— Start Source material —

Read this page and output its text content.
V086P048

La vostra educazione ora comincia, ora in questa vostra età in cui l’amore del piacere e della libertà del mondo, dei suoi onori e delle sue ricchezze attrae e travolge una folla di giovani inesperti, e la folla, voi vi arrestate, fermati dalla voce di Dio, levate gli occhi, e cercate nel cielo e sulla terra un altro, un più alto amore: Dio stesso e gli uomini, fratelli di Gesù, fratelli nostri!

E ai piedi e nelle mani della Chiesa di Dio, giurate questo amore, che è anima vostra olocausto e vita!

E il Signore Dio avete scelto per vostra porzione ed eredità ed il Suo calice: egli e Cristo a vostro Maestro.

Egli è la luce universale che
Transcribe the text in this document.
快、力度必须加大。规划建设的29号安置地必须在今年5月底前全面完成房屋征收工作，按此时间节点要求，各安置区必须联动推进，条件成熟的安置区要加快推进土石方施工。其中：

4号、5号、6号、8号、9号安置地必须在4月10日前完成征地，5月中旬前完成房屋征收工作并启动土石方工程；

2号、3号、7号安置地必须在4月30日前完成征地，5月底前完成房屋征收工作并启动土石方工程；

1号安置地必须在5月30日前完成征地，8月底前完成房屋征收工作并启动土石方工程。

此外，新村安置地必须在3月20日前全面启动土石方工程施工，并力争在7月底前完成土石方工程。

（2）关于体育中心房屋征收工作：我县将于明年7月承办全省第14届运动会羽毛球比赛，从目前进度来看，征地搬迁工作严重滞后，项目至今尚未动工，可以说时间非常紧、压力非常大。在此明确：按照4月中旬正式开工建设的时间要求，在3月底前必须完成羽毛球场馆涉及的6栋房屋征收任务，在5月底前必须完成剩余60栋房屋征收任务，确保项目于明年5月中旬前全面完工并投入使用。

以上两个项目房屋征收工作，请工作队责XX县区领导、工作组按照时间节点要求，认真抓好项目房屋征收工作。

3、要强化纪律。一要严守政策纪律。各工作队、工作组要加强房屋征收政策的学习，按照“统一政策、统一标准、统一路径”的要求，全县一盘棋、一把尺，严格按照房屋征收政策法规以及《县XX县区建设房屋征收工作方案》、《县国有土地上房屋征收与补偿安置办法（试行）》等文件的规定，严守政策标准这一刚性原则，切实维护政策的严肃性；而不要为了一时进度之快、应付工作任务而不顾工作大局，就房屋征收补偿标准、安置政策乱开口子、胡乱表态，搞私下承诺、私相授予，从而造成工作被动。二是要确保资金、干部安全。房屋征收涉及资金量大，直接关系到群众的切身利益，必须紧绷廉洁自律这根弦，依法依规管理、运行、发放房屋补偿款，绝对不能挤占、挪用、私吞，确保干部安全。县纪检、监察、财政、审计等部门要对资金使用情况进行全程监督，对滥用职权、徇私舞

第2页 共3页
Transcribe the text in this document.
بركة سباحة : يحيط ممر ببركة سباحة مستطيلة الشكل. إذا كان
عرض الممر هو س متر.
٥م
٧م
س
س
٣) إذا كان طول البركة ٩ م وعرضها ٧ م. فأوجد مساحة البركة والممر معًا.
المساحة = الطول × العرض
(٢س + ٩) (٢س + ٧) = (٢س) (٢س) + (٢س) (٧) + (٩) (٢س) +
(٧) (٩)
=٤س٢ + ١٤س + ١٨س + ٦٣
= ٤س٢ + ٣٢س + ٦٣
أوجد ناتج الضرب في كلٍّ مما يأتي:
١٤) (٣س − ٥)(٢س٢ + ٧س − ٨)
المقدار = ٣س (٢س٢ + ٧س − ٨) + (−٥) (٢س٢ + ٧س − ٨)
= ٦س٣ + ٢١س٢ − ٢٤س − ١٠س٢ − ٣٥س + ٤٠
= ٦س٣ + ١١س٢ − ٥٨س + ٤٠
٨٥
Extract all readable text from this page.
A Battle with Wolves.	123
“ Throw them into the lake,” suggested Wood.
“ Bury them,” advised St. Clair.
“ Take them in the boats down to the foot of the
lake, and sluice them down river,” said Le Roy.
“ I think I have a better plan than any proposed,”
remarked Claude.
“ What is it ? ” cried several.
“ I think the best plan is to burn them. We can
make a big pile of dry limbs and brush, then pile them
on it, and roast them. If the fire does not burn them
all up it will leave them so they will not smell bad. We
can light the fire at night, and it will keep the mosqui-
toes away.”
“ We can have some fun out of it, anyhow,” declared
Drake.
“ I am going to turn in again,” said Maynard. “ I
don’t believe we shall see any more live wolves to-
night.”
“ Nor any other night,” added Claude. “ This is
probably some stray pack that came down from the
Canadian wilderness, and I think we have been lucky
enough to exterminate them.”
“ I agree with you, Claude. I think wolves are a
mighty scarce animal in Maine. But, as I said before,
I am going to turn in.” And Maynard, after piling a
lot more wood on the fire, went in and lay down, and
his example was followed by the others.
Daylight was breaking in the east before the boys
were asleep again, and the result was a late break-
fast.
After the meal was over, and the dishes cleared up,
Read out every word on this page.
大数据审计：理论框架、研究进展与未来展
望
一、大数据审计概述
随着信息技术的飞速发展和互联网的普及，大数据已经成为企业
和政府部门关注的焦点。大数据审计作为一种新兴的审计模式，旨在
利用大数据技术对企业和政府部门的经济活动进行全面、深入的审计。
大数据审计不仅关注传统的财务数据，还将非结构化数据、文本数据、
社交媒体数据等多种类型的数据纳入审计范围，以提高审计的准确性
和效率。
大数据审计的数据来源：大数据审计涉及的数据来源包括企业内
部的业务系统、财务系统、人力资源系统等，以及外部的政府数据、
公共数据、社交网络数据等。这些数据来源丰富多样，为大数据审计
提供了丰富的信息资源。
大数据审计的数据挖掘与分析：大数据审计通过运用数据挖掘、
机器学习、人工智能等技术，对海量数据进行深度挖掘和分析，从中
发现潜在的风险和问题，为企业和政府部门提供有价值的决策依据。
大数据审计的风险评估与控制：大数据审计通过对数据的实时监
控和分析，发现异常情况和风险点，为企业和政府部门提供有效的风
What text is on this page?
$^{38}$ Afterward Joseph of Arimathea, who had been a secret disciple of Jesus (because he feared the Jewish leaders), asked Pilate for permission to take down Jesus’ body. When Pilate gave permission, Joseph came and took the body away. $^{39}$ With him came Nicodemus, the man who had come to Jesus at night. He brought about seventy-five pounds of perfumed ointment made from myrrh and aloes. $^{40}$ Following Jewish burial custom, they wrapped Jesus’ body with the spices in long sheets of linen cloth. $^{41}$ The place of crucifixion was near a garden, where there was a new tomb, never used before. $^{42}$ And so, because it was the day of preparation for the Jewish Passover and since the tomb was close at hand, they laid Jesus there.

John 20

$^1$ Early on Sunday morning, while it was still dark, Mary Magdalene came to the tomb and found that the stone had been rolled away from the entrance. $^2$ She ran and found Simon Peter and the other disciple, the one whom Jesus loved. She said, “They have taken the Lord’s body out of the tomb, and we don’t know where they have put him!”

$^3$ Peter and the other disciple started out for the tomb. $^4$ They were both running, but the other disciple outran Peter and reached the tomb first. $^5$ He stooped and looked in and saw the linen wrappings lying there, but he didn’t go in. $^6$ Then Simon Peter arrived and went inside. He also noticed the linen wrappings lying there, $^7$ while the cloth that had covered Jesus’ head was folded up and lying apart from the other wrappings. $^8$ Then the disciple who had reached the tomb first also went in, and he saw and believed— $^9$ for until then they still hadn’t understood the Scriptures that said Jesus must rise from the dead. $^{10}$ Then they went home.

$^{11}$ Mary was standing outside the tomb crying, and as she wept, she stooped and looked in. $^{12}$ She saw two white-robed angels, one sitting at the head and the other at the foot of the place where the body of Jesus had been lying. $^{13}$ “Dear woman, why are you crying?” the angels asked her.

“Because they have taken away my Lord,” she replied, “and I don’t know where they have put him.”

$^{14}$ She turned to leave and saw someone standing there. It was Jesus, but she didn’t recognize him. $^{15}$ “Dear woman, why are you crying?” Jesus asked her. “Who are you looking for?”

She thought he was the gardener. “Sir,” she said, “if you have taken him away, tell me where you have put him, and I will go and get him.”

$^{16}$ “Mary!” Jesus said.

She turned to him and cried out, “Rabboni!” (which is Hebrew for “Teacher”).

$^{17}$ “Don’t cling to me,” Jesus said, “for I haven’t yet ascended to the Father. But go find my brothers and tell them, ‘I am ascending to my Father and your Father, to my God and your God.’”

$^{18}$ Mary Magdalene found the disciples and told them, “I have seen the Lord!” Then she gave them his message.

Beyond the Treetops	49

— End Source material —

From the listing, tally every line with the word "linen" in it and give only the tally.

2